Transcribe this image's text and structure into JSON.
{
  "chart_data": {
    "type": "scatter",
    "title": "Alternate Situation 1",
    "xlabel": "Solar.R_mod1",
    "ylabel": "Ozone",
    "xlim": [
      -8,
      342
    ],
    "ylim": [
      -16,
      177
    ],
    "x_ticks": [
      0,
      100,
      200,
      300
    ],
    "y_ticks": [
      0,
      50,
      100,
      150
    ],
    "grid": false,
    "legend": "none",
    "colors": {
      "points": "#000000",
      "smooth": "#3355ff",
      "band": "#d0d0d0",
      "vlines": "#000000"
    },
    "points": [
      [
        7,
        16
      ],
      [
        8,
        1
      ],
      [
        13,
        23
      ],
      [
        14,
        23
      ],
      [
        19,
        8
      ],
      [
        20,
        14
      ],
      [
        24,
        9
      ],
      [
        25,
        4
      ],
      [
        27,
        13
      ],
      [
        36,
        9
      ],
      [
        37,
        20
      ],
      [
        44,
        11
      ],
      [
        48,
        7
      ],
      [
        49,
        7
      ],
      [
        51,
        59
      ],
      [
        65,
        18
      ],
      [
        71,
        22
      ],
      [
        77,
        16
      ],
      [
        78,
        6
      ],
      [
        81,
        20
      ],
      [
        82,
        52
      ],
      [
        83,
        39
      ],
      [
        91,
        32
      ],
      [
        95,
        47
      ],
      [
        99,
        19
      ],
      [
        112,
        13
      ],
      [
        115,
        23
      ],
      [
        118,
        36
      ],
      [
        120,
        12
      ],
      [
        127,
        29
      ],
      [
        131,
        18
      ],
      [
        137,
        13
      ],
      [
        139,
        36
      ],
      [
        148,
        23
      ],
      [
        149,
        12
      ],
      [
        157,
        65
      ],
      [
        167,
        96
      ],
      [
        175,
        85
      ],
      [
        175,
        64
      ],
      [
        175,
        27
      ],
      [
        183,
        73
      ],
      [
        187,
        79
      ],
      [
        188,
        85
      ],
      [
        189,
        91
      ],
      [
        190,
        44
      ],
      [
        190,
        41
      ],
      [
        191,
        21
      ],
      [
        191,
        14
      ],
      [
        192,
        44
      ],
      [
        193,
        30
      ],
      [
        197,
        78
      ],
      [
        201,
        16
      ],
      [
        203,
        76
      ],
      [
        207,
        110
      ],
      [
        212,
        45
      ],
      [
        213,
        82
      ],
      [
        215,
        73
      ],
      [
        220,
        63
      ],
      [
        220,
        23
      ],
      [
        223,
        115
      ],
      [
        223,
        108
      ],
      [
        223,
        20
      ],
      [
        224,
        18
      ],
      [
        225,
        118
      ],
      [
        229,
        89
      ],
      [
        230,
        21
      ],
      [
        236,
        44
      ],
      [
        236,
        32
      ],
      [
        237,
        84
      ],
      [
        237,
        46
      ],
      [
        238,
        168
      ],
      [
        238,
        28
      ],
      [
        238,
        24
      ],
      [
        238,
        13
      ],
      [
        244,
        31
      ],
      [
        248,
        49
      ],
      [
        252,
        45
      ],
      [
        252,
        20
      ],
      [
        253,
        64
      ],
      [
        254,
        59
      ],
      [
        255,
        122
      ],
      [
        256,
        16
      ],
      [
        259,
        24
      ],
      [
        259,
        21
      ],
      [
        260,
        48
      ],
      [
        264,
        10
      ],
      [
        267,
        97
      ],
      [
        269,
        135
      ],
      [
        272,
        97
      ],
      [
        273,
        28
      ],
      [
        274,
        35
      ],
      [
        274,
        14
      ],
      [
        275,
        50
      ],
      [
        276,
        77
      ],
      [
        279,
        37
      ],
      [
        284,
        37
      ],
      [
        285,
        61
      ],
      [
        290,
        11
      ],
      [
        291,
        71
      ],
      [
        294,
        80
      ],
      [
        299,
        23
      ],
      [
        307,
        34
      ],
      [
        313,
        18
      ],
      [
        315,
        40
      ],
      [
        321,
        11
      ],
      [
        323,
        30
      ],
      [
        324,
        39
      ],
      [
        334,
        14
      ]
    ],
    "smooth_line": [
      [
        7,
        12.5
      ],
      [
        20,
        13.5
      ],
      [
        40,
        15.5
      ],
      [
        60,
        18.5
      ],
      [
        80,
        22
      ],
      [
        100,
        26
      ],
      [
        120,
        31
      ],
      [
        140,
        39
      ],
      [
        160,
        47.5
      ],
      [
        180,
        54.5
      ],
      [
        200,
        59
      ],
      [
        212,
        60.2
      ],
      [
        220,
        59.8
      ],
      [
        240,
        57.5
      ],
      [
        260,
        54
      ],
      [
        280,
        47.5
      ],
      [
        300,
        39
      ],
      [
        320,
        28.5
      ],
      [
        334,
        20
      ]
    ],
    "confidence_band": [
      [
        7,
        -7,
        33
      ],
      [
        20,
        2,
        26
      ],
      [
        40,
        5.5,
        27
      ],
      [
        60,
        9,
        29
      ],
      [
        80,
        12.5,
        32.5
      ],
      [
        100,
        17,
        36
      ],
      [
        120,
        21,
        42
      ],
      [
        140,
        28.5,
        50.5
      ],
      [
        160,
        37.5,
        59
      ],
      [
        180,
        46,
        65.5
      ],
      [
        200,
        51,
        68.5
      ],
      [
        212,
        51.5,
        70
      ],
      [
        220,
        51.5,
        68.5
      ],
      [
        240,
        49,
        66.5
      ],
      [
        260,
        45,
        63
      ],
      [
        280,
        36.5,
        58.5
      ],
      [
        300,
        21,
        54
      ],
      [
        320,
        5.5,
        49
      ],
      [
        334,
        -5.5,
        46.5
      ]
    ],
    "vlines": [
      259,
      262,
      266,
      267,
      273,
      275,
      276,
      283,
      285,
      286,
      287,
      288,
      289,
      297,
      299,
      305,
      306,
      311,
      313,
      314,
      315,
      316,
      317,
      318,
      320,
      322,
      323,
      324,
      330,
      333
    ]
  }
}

□ □ □ □ □ □ □

Problem requirements: Each entry is to be returned in full, character for character.

Output below:
Transcribe this image's text and structure into JSON.
{
  "chart_data": {
    "type": "scatter",
    "title": "Alternate Situation 1",
    "xlabel": "Solar.R_mod1",
    "ylabel": "Ozone",
    "xlim": [
      -8,
      342
    ],
    "ylim": [
      -16,
      177
    ],
    "x_ticks": [
      0,
      100,
      200,
      300
    ],
    "y_ticks": [
      0,
      50,
      100,
      150
    ],
    "grid": false,
    "legend": "none",
    "colors": {
      "points": "#000000",
      "smooth": "#3355ff",
      "band": "#d0d0d0",
      "vlines": "#000000"
    },
    "points": [
      [
        7,
        16
      ],
      [
        8,
        1
      ],
      [
        13,
        23
      ],
      [
        14,
        23
      ],
      [
        19,
        8
      ],
      [
        20,
        14
      ],
      [
        24,
        9
      ],
      [
        25,
        4
      ],
      [
        27,
        13
      ],
      [
        36,
        9
      ],
      [
        37,
        20
      ],
      [
        44,
        11
      ],
      [
        48,
        7
      ],
      [
        49,
        7
      ],
      [
        51,
        59
      ],
      [
        65,
        18
      ],
      [
        71,
        22
      ],
      [
        77,
        16
      ],
      [
        78,
        6
      ],
      [
        81,
        20
      ],
      [
        82,
        52
      ],
      [
        83,
        39
      ],
      [
        91,
        32
      ],
      [
        95,
        47
      ],
      [
        99,
        19
      ],
      [
        112,
        13
      ],
      [
        115,
        23
      ],
      [
        118,
        36
      ],
      [
        120,
        12
      ],
      [
        127,
        29
      ],
      [
        131,
        18
      ],
      [
        137,
        13
      ],
      [
        139,
        36
      ],
      [
        148,
        23
      ],
      [
        149,
        12
      ],
      [
        157,
        65
      ],
      [
        167,
        96
      ],
      [
        175,
        85
      ],
      [
        175,
        64
      ],
      [
        175,
        27
      ],
      [
        183,
        73
      ],
      [
        187,
        79
      ],
      [
        188,
        85
      ],
      [
        189,
        91
      ],
      [
        190,
        44
      ],
      [
        190,
        41
      ],
      [
        191,
        21
      ],
      [
        191,
        14
      ],
      [
        192,
        44
      ],
      [
        193,
        30
      ],
      [
        197,
        78
      ],
      [
        201,
        16
      ],
      [
        203,
        76
      ],
      [
        207,
        110
      ],
      [
        212,
        45
      ],
      [
        213,
        82
      ],
      [
        215,
        73
      ],
      [
        220,
        63
      ],
      [
        220,
        23
      ],
      [
        223,
        115
      ],
      [
        223,
        108
      ],
      [
        223,
        20
      ],
      [
        224,
        18
      ],
      [
        225,
        118
      ],
      [
        229,
        89
      ],
      [
        230,
        21
      ],
      [
        236,
        44
      ],
      [
        236,
        32
      ],
      [
        237,
        84
      ],
      [
        237,
        46
      ],
      [
        238,
        168
      ],
      [
        238,
        28
      ],
      [
        238,
        24
      ],
      [
        238,
        13
      ],
      [
        244,
        31
      ],
      [
        248,
        49
      ],
      [
        252,
        45
      ],
      [
        252,
        20
      ],
      [
        253,
        64
      ],
      [
        254,
        59
      ],
      [
        255,
        122
      ],
      [
        256,
        16
      ],
      [
        259,
        24
      ],
      [
        259,
        21
      ],
      [
        260,
        48
      ],
      [
        264,
        10
      ],
      [
        267,
        97
      ],
      [
        269,
        135
      ],
      [
        272,
        97
      ],
      [
        273,
        28
      ],
      [
        274,
        35
      ],
      [
        274,
        14
      ],
      [
        275,
        50
      ],
      [
        276,
        77
      ],
      [
        279,
        37
      ],
      [
        284,
        37
      ],
      [
        285,
        61
      ],
      [
        290,
        11
      ],
      [
        291,
        71
      ],
      [
        294,
        80
      ],
      [
        299,
        23
      ],
      [
        307,
        34
      ],
      [
        313,
        18
      ],
      [
        315,
        40
      ],
      [
        321,
        11
      ],
      [
        323,
        30
      ],
      [
        324,
        39
      ],
      [
        334,
        14
      ]
    ],
    "smooth_line": [
      [
        7,
        12.5
      ],
      [
        20,
        13.5
      ],
      [
        40,
        15.5
      ],
      [
        60,
        18.5
      ],
      [
        80,
        22
      ],
      [
        100,
        26
      ],
      [
        120,
        31
      ],
      [
        140,
        39
      ],
      [
        160,
        47.5
      ],
      [
        180,
        54.5
      ],
      [
        200,
        59
      ],
      [
        212,
        60.2
      ],
      [
        220,
        59.8
      ],
      [
        240,
        57.5
      ],
      [
        260,
        54
      ],
      [
        280,
        47.5
      ],
      [
        300,
        39
      ],
      [
        320,
        28.5
      ],
      [
        334,
        20
      ]
    ],
    "confidence_band": [
      [
        7,
        -7,
        33
      ],
      [
        20,
        2,
        26
      ],
      [
        40,
        5.5,
        27
      ],
      [
        60,
        9,
        29
      ],
      [
        80,
        12.5,
        32.5
      ],
      [
        100,
        17,
        36
      ],
      [
        120,
        21,
        42
      ],
      [
        140,
        28.5,
        50.5
      ],
      [
        160,
        37.5,
        59
      ],
      [
        180,
        46,
        65.5
      ],
      [
        200,
        51,
        68.5
      ],
      [
        212,
        51.5,
        70
      ],
      [
        220,
        51.5,
        68.5
      ],
      [
        240,
        49,
        66.5
      ],
      [
        260,
        45,
        63
      ],
      [
        280,
        36.5,
        58.5
      ],
      [
        300,
        21,
        54
      ],
      [
        320,
        5.5,
        49
      ],
      [
        334,
        -5.5,
        46.5
      ]
    ],
    "vlines": [
      259,
      262,
      266,
      267,
      273,
      275,
      276,
      283,
      285,
      286,
      287,
      288,
      289,
      297,
      299,
      305,
      306,
      311,
      313,
      314,
      315,
      316,
      317,
      318,
      320,
      322,
      323,
      324,
      330,
      333
    ]
  }
}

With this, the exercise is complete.